SUPPLIED INFORMATION ::

*-*-*

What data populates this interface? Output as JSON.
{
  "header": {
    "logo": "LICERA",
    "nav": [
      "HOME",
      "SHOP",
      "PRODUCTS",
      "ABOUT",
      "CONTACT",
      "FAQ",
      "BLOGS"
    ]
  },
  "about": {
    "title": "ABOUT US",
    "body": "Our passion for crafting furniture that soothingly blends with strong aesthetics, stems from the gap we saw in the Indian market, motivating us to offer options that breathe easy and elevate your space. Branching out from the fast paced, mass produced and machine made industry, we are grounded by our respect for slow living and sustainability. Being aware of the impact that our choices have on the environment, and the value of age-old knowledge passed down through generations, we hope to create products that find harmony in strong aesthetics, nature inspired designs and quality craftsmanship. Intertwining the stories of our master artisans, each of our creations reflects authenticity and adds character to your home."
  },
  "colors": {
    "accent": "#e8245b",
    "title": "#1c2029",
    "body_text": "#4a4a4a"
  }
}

*-*-*

TASK DIRECTIONS :: Each line of the listing should be copied exactly.

THE ANSWER ::
What data populates this interface? Output as JSON.
{
  "header": {
    "logo": "LICERA",
    "nav": [
      "HOME",
      "SHOP",
      "PRODUCTS",
      "ABOUT",
      "CONTACT",
      "FAQ",
      "BLOGS"
    ]
  },
  "about": {
    "title": "ABOUT US",
    "body": "Our passion for crafting furniture that soothingly blends with strong aesthetics, stems from the gap we saw in the Indian market, motivating us to offer options that breathe easy and elevate your space. Branching out from the fast paced, mass produced and machine made industry, we are grounded by our respect for slow living and sustainability. Being aware of the impact that our choices have on the environment, and the value of age-old knowledge passed down through generations, we hope to create products that find harmony in strong aesthetics, nature inspired designs and quality craftsmanship. Intertwining the stories of our master artisans, each of our creations reflects authenticity and adds character to your home."
  },
  "colors": {
    "accent": "#e8245b",
    "title": "#1c2029",
    "body_text": "#4a4a4a"
  }
}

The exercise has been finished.